RECORDS TO PROCESS:
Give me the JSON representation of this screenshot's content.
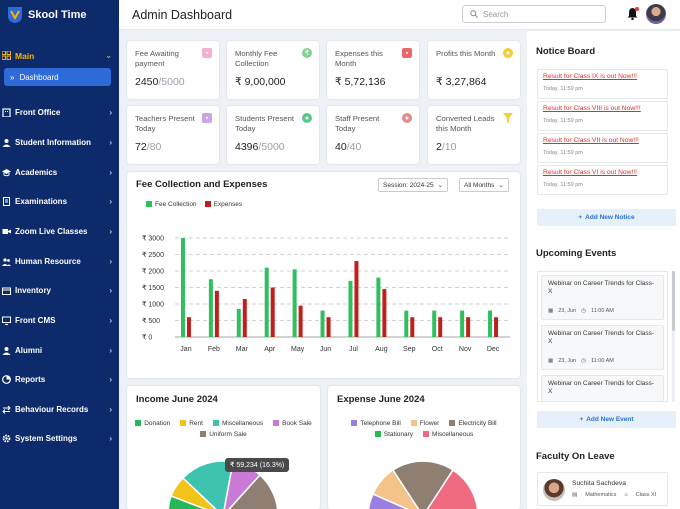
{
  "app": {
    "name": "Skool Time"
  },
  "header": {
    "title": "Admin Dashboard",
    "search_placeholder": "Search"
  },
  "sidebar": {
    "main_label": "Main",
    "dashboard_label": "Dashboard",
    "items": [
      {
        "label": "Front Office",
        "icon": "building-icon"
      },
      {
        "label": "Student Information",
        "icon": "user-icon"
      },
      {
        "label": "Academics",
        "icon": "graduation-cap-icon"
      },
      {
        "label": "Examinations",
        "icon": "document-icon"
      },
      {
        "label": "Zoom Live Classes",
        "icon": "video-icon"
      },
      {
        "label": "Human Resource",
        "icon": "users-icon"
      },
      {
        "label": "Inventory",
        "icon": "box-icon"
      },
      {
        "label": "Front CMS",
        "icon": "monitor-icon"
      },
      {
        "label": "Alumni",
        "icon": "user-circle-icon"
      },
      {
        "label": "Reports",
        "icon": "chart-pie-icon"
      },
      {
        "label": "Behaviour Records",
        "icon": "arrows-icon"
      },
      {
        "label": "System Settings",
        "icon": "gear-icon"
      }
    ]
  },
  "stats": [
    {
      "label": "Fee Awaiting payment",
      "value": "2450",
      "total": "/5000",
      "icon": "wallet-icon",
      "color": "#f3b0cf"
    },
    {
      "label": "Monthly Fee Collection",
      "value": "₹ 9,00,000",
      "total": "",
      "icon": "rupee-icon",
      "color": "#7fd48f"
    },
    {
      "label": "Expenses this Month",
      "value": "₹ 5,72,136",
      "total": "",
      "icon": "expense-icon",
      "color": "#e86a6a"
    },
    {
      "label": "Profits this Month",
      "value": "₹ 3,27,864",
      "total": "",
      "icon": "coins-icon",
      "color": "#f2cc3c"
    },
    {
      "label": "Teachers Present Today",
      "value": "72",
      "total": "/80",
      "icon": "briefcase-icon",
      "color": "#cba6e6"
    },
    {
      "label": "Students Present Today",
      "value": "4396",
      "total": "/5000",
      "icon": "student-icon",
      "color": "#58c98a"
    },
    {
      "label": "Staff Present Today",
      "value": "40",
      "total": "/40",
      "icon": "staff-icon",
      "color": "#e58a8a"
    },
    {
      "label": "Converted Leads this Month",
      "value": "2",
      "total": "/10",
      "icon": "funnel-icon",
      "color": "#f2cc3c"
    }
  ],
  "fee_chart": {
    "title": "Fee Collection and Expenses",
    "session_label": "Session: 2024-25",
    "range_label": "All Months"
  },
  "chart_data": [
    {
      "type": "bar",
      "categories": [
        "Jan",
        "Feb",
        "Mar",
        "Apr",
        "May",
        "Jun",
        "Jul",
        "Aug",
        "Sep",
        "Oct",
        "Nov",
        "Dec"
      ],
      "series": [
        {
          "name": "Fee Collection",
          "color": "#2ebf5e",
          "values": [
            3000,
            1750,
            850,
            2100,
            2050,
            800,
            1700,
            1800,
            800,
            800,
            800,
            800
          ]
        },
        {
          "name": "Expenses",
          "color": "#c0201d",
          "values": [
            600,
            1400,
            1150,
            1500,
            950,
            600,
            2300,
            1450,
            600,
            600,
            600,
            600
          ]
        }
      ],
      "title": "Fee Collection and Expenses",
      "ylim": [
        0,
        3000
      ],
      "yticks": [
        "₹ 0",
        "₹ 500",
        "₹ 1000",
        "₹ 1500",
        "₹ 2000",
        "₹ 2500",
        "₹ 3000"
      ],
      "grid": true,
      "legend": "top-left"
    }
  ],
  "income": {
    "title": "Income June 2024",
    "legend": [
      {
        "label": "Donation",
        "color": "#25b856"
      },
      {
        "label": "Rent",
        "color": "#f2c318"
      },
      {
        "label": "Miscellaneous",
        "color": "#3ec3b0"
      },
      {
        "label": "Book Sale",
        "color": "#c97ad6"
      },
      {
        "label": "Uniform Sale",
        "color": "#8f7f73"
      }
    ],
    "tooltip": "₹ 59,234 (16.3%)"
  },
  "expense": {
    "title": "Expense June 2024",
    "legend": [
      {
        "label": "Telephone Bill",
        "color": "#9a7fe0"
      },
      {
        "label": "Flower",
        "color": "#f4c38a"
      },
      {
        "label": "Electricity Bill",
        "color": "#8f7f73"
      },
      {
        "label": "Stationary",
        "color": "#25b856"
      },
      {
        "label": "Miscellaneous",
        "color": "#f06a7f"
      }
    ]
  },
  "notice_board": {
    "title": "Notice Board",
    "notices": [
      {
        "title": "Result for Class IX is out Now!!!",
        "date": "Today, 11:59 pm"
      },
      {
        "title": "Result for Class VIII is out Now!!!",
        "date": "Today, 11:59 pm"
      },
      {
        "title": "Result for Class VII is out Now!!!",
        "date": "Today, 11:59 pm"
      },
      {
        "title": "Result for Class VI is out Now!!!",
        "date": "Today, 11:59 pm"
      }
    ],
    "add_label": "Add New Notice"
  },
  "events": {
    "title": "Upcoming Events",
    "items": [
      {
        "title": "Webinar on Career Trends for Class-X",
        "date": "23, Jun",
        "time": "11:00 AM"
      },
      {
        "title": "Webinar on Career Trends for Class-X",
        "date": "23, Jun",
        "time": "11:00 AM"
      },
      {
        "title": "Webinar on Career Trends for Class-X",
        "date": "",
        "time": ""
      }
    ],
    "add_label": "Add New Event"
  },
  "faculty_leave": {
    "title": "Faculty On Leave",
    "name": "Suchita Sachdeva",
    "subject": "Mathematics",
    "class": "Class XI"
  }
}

PROBLEM TO WORK ON: All the material shown above is to be copied exactly, with no pictures carried over.

COMPLETE RESPONSE:
Give me the JSON representation of this screenshot's content.
{
  "app": {
    "name": "Skool Time"
  },
  "header": {
    "title": "Admin Dashboard",
    "search_placeholder": "Search"
  },
  "sidebar": {
    "main_label": "Main",
    "dashboard_label": "Dashboard",
    "items": [
      {
        "label": "Front Office",
        "icon": "building-icon"
      },
      {
        "label": "Student Information",
        "icon": "user-icon"
      },
      {
        "label": "Academics",
        "icon": "graduation-cap-icon"
      },
      {
        "label": "Examinations",
        "icon": "document-icon"
      },
      {
        "label": "Zoom Live Classes",
        "icon": "video-icon"
      },
      {
        "label": "Human Resource",
        "icon": "users-icon"
      },
      {
        "label": "Inventory",
        "icon": "box-icon"
      },
      {
        "label": "Front CMS",
        "icon": "monitor-icon"
      },
      {
        "label": "Alumni",
        "icon": "user-circle-icon"
      },
      {
        "label": "Reports",
        "icon": "chart-pie-icon"
      },
      {
        "label": "Behaviour Records",
        "icon": "arrows-icon"
      },
      {
        "label": "System Settings",
        "icon": "gear-icon"
      }
    ]
  },
  "stats": [
    {
      "label": "Fee Awaiting payment",
      "value": "2450",
      "total": "/5000",
      "icon": "wallet-icon",
      "color": "#f3b0cf"
    },
    {
      "label": "Monthly Fee Collection",
      "value": "₹ 9,00,000",
      "total": "",
      "icon": "rupee-icon",
      "color": "#7fd48f"
    },
    {
      "label": "Expenses this Month",
      "value": "₹ 5,72,136",
      "total": "",
      "icon": "expense-icon",
      "color": "#e86a6a"
    },
    {
      "label": "Profits this Month",
      "value": "₹ 3,27,864",
      "total": "",
      "icon": "coins-icon",
      "color": "#f2cc3c"
    },
    {
      "label": "Teachers Present Today",
      "value": "72",
      "total": "/80",
      "icon": "briefcase-icon",
      "color": "#cba6e6"
    },
    {
      "label": "Students Present Today",
      "value": "4396",
      "total": "/5000",
      "icon": "student-icon",
      "color": "#58c98a"
    },
    {
      "label": "Staff Present Today",
      "value": "40",
      "total": "/40",
      "icon": "staff-icon",
      "color": "#e58a8a"
    },
    {
      "label": "Converted Leads this Month",
      "value": "2",
      "total": "/10",
      "icon": "funnel-icon",
      "color": "#f2cc3c"
    }
  ],
  "fee_chart": {
    "title": "Fee Collection and Expenses",
    "session_label": "Session: 2024-25",
    "range_label": "All Months"
  },
  "chart_data": [
    {
      "type": "bar",
      "categories": [
        "Jan",
        "Feb",
        "Mar",
        "Apr",
        "May",
        "Jun",
        "Jul",
        "Aug",
        "Sep",
        "Oct",
        "Nov",
        "Dec"
      ],
      "series": [
        {
          "name": "Fee Collection",
          "color": "#2ebf5e",
          "values": [
            3000,
            1750,
            850,
            2100,
            2050,
            800,
            1700,
            1800,
            800,
            800,
            800,
            800
          ]
        },
        {
          "name": "Expenses",
          "color": "#c0201d",
          "values": [
            600,
            1400,
            1150,
            1500,
            950,
            600,
            2300,
            1450,
            600,
            600,
            600,
            600
          ]
        }
      ],
      "title": "Fee Collection and Expenses",
      "ylim": [
        0,
        3000
      ],
      "yticks": [
        "₹ 0",
        "₹ 500",
        "₹ 1000",
        "₹ 1500",
        "₹ 2000",
        "₹ 2500",
        "₹ 3000"
      ],
      "grid": true,
      "legend": "top-left"
    }
  ],
  "income": {
    "title": "Income June 2024",
    "legend": [
      {
        "label": "Donation",
        "color": "#25b856"
      },
      {
        "label": "Rent",
        "color": "#f2c318"
      },
      {
        "label": "Miscellaneous",
        "color": "#3ec3b0"
      },
      {
        "label": "Book Sale",
        "color": "#c97ad6"
      },
      {
        "label": "Uniform Sale",
        "color": "#8f7f73"
      }
    ],
    "tooltip": "₹ 59,234 (16.3%)"
  },
  "expense": {
    "title": "Expense June 2024",
    "legend": [
      {
        "label": "Telephone Bill",
        "color": "#9a7fe0"
      },
      {
        "label": "Flower",
        "color": "#f4c38a"
      },
      {
        "label": "Electricity Bill",
        "color": "#8f7f73"
      },
      {
        "label": "Stationary",
        "color": "#25b856"
      },
      {
        "label": "Miscellaneous",
        "color": "#f06a7f"
      }
    ]
  },
  "notice_board": {
    "title": "Notice Board",
    "notices": [
      {
        "title": "Result for Class IX is out Now!!!",
        "date": "Today, 11:59 pm"
      },
      {
        "title": "Result for Class VIII is out Now!!!",
        "date": "Today, 11:59 pm"
      },
      {
        "title": "Result for Class VII is out Now!!!",
        "date": "Today, 11:59 pm"
      },
      {
        "title": "Result for Class VI is out Now!!!",
        "date": "Today, 11:59 pm"
      }
    ],
    "add_label": "Add New Notice"
  },
  "events": {
    "title": "Upcoming Events",
    "items": [
      {
        "title": "Webinar on Career Trends for Class-X",
        "date": "23, Jun",
        "time": "11:00 AM"
      },
      {
        "title": "Webinar on Career Trends for Class-X",
        "date": "23, Jun",
        "time": "11:00 AM"
      },
      {
        "title": "Webinar on Career Trends for Class-X",
        "date": "",
        "time": ""
      }
    ],
    "add_label": "Add New Event"
  },
  "faculty_leave": {
    "title": "Faculty On Leave",
    "name": "Suchita Sachdeva",
    "subject": "Mathematics",
    "class": "Class XI"
  }
}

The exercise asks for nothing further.